* **Your goal**: Every line of the data that contains the string "underlying" must be copied.

>> start

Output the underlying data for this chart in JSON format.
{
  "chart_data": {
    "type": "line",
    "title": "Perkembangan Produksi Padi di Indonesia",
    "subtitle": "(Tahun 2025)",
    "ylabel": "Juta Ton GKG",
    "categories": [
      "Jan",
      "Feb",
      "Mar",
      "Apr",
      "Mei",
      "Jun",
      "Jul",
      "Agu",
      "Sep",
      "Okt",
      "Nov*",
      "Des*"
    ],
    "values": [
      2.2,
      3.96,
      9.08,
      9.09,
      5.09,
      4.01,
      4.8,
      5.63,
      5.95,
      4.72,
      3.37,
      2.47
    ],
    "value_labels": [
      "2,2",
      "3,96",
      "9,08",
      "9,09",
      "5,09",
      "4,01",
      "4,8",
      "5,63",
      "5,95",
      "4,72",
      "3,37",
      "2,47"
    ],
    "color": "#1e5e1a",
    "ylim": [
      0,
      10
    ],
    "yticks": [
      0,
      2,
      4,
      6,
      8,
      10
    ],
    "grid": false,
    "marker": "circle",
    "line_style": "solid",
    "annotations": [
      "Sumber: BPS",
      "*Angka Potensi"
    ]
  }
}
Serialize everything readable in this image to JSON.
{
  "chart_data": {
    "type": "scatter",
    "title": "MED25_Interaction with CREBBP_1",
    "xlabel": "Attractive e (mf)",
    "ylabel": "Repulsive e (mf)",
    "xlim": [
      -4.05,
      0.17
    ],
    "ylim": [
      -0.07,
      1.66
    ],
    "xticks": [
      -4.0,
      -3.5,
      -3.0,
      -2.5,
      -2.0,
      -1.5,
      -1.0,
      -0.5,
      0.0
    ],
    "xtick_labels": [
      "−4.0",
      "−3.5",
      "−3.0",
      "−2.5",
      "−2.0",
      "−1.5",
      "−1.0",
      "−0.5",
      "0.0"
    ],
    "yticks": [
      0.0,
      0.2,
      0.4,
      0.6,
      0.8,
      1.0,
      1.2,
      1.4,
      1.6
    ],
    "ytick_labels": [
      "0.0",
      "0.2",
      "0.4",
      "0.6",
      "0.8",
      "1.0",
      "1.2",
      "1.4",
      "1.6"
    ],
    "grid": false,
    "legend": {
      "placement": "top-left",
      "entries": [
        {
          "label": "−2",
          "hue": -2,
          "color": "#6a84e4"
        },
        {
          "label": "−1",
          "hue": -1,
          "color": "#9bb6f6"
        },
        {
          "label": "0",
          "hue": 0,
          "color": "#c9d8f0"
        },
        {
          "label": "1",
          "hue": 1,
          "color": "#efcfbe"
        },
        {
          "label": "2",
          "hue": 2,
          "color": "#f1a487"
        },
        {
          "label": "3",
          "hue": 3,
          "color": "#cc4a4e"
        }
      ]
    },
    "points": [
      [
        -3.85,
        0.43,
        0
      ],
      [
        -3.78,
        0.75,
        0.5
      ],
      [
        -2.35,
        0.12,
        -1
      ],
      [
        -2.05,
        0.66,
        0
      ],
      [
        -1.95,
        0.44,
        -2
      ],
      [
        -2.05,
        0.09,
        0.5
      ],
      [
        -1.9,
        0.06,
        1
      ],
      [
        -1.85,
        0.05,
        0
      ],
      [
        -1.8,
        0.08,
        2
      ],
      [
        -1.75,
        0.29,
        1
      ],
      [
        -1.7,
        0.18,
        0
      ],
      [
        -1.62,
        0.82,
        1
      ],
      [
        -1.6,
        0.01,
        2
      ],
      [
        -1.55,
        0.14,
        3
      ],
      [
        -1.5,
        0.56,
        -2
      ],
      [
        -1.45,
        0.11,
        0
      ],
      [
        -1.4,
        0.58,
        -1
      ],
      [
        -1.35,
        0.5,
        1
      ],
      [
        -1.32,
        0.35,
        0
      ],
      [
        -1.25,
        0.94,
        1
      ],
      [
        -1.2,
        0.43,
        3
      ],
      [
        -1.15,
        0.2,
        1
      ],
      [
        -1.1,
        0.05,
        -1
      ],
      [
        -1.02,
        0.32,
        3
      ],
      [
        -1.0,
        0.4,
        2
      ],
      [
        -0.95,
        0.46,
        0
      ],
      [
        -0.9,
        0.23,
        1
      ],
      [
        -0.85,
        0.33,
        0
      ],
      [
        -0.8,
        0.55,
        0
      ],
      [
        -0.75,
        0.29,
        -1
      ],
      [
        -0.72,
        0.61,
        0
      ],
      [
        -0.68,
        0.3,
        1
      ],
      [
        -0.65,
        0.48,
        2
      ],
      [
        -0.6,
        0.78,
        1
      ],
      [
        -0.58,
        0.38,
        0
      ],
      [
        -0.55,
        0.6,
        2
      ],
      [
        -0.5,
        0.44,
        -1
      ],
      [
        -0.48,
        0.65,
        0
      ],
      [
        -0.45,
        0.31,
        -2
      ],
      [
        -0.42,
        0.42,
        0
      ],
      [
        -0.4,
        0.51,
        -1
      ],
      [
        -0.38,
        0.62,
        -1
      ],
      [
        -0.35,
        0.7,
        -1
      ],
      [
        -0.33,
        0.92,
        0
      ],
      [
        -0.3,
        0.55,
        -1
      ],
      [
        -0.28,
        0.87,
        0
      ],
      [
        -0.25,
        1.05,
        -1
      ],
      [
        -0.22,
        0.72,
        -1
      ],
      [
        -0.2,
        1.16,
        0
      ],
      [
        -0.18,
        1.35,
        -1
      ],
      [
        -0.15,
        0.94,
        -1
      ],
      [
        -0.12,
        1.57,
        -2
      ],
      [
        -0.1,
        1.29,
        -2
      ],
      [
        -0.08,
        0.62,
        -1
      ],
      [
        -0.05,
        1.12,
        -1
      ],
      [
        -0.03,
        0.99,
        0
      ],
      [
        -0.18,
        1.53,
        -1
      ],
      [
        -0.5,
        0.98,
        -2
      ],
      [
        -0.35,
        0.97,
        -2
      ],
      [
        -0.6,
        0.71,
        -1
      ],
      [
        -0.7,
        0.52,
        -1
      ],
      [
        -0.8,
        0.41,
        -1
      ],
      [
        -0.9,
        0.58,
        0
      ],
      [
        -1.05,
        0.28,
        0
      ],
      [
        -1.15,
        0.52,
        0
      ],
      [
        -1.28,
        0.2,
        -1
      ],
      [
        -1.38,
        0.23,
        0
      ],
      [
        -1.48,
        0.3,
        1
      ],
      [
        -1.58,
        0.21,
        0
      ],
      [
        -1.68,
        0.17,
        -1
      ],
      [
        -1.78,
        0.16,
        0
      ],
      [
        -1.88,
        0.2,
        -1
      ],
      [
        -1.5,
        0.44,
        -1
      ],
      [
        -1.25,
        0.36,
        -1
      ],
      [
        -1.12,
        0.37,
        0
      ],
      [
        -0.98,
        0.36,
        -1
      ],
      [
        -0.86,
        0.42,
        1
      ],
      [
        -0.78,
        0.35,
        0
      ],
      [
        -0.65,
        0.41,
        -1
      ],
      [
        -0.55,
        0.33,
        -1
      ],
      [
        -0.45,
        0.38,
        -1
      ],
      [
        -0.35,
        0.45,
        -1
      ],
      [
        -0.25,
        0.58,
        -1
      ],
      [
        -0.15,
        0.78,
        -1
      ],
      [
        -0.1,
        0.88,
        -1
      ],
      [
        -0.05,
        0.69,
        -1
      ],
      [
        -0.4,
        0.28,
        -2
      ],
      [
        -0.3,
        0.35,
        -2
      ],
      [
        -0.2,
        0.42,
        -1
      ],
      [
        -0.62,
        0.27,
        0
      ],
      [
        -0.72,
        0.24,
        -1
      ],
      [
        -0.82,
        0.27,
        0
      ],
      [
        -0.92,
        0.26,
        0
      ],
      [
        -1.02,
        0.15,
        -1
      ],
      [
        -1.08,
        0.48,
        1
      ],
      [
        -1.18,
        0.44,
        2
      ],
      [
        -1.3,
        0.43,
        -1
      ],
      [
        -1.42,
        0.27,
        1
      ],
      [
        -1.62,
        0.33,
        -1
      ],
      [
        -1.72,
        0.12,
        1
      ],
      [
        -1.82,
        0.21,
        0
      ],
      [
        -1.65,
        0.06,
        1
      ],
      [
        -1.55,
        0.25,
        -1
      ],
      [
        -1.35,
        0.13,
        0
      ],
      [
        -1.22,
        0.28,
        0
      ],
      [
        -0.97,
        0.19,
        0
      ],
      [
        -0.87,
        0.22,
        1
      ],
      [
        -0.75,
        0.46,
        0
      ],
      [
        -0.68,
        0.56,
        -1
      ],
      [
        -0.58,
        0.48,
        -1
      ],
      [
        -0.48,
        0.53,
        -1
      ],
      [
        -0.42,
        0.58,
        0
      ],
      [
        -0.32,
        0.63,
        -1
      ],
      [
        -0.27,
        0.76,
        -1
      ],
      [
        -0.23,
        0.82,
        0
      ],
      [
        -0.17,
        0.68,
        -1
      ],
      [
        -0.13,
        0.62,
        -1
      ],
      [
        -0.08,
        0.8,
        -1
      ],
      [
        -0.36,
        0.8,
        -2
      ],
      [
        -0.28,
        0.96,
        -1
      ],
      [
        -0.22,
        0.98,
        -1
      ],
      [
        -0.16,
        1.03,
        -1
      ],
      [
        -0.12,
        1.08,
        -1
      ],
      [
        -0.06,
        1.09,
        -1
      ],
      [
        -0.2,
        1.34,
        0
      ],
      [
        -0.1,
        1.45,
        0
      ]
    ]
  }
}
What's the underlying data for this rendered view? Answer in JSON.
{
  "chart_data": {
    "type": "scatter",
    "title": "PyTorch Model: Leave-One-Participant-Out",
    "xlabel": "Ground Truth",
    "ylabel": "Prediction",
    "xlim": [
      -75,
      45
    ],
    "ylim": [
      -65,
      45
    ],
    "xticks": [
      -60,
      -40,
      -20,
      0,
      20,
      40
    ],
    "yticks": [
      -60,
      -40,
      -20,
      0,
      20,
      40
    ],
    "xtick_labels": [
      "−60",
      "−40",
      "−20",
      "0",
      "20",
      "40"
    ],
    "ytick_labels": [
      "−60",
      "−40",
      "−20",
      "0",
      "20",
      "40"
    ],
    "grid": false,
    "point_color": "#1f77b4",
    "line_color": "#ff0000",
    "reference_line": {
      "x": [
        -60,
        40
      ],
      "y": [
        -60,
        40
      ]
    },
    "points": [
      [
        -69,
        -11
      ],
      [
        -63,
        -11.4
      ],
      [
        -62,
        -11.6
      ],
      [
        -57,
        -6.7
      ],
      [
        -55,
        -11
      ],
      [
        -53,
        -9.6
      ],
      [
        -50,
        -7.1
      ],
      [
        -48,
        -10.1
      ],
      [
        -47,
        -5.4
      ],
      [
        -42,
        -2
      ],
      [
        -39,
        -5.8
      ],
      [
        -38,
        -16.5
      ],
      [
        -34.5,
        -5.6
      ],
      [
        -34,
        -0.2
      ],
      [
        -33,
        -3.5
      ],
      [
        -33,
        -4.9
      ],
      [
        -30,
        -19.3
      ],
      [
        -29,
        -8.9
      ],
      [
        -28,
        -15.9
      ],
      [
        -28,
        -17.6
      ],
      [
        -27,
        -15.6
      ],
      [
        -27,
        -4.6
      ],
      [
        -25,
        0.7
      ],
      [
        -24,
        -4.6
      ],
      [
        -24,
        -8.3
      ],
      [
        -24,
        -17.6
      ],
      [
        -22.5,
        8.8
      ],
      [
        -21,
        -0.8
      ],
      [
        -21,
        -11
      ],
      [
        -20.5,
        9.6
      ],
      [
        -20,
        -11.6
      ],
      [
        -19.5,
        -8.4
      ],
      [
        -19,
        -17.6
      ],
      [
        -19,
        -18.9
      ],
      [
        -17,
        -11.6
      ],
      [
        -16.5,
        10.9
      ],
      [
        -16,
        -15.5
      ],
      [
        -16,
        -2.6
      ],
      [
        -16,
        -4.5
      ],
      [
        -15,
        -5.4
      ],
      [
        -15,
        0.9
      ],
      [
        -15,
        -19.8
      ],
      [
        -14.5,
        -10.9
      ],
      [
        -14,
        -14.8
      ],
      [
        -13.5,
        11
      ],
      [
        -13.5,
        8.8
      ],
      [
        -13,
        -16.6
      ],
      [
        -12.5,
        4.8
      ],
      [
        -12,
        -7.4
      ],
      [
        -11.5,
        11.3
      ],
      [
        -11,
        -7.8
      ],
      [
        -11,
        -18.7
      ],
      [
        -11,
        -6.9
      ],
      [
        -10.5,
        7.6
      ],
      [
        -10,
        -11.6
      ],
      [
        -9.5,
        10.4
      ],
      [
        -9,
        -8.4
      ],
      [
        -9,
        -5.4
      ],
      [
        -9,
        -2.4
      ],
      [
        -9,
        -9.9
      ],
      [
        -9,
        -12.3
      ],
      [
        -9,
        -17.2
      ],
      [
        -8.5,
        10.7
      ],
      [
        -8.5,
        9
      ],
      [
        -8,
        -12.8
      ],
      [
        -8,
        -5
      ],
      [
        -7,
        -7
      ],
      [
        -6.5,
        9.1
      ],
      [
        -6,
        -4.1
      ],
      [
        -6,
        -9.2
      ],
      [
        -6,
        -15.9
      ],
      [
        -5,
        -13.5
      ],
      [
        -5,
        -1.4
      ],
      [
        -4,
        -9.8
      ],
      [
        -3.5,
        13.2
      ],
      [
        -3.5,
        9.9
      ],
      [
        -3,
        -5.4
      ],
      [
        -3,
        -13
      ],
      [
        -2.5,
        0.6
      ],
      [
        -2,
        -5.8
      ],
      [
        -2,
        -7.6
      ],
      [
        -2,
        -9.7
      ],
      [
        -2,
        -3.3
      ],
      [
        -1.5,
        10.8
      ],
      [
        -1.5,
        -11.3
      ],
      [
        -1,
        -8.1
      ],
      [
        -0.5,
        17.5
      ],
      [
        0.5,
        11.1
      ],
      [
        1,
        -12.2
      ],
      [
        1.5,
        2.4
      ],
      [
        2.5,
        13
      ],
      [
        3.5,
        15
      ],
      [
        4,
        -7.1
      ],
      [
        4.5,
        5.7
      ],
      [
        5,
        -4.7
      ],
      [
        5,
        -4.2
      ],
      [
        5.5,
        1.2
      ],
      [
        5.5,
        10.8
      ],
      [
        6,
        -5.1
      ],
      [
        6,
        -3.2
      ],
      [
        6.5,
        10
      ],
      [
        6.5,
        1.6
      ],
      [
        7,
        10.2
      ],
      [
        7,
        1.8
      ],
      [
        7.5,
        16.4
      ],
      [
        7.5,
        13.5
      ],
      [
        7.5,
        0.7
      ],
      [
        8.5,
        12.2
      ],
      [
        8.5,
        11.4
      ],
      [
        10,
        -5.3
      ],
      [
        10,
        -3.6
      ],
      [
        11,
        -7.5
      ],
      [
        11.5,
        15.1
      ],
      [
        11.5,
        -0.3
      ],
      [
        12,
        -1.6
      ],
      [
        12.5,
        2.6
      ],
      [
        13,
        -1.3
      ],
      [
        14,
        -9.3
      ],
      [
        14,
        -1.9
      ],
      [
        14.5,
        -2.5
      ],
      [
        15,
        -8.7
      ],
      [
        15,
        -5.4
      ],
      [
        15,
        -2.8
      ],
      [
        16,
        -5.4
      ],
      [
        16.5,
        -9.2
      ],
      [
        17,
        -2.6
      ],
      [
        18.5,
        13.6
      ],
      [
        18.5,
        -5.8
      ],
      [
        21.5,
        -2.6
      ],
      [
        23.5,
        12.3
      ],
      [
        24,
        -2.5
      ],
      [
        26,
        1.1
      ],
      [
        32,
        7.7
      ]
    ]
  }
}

>> end

* **Task answer**:
Output the underlying data for this chart in JSON format.
What's the underlying data for this rendered view? Answer in JSON.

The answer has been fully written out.